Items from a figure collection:

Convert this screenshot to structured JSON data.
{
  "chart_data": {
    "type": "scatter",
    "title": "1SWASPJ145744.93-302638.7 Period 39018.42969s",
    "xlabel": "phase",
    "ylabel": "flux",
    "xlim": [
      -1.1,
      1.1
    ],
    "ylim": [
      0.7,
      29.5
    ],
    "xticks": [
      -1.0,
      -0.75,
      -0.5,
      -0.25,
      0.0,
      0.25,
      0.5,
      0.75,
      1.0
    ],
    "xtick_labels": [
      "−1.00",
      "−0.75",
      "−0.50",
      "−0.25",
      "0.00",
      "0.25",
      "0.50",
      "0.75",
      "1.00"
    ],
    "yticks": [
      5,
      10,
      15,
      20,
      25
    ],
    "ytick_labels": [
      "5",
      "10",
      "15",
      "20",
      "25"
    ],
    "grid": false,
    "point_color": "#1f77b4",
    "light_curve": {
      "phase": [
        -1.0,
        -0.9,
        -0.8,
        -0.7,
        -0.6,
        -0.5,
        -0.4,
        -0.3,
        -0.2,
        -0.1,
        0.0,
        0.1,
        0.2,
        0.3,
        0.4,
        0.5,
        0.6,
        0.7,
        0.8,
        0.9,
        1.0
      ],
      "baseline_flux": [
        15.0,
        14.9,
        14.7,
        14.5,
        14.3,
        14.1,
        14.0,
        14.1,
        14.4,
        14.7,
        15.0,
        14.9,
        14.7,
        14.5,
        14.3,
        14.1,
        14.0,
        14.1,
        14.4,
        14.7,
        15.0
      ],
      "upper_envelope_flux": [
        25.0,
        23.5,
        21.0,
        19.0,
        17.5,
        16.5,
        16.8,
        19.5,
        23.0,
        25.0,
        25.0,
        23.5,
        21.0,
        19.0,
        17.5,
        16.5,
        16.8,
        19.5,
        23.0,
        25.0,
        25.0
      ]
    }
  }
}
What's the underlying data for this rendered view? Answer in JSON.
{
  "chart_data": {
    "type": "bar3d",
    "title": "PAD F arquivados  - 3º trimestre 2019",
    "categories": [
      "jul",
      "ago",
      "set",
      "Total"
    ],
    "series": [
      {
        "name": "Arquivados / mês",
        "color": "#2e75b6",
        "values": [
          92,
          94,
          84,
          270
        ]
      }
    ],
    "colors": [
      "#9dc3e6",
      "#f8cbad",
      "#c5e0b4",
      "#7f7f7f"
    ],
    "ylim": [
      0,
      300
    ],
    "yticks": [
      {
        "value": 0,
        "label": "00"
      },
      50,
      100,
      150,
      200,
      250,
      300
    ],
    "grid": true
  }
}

Objective: Reproduce the data, keeping every line exactly the same.

Completed task:
Convert this screenshot to structured JSON data.
{
  "chart_data": {
    "type": "scatter",
    "title": "1SWASPJ145744.93-302638.7 Period 39018.42969s",
    "xlabel": "phase",
    "ylabel": "flux",
    "xlim": [
      -1.1,
      1.1
    ],
    "ylim": [
      0.7,
      29.5
    ],
    "xticks": [
      -1.0,
      -0.75,
      -0.5,
      -0.25,
      0.0,
      0.25,
      0.5,
      0.75,
      1.0
    ],
    "xtick_labels": [
      "−1.00",
      "−0.75",
      "−0.50",
      "−0.25",
      "0.00",
      "0.25",
      "0.50",
      "0.75",
      "1.00"
    ],
    "yticks": [
      5,
      10,
      15,
      20,
      25
    ],
    "ytick_labels": [
      "5",
      "10",
      "15",
      "20",
      "25"
    ],
    "grid": false,
    "point_color": "#1f77b4",
    "light_curve": {
      "phase": [
        -1.0,
        -0.9,
        -0.8,
        -0.7,
        -0.6,
        -0.5,
        -0.4,
        -0.3,
        -0.2,
        -0.1,
        0.0,
        0.1,
        0.2,
        0.3,
        0.4,
        0.5,
        0.6,
        0.7,
        0.8,
        0.9,
        1.0
      ],
      "baseline_flux": [
        15.0,
        14.9,
        14.7,
        14.5,
        14.3,
        14.1,
        14.0,
        14.1,
        14.4,
        14.7,
        15.0,
        14.9,
        14.7,
        14.5,
        14.3,
        14.1,
        14.0,
        14.1,
        14.4,
        14.7,
        15.0
      ],
      "upper_envelope_flux": [
        25.0,
        23.5,
        21.0,
        19.0,
        17.5,
        16.5,
        16.8,
        19.5,
        23.0,
        25.0,
        25.0,
        23.5,
        21.0,
        19.0,
        17.5,
        16.5,
        16.8,
        19.5,
        23.0,
        25.0,
        25.0
      ]
    }
  }
}
What's the underlying data for this rendered view? Answer in JSON.
{
  "chart_data": {
    "type": "bar3d",
    "title": "PAD F arquivados  - 3º trimestre 2019",
    "categories": [
      "jul",
      "ago",
      "set",
      "Total"
    ],
    "series": [
      {
        "name": "Arquivados / mês",
        "color": "#2e75b6",
        "values": [
          92,
          94,
          84,
          270
        ]
      }
    ],
    "colors": [
      "#9dc3e6",
      "#f8cbad",
      "#c5e0b4",
      "#7f7f7f"
    ],
    "ylim": [
      0,
      300
    ],
    "yticks": [
      {
        "value": 0,
        "label": "00"
      },
      50,
      100,
      150,
      200,
      250,
      300
    ],
    "grid": true
  }
}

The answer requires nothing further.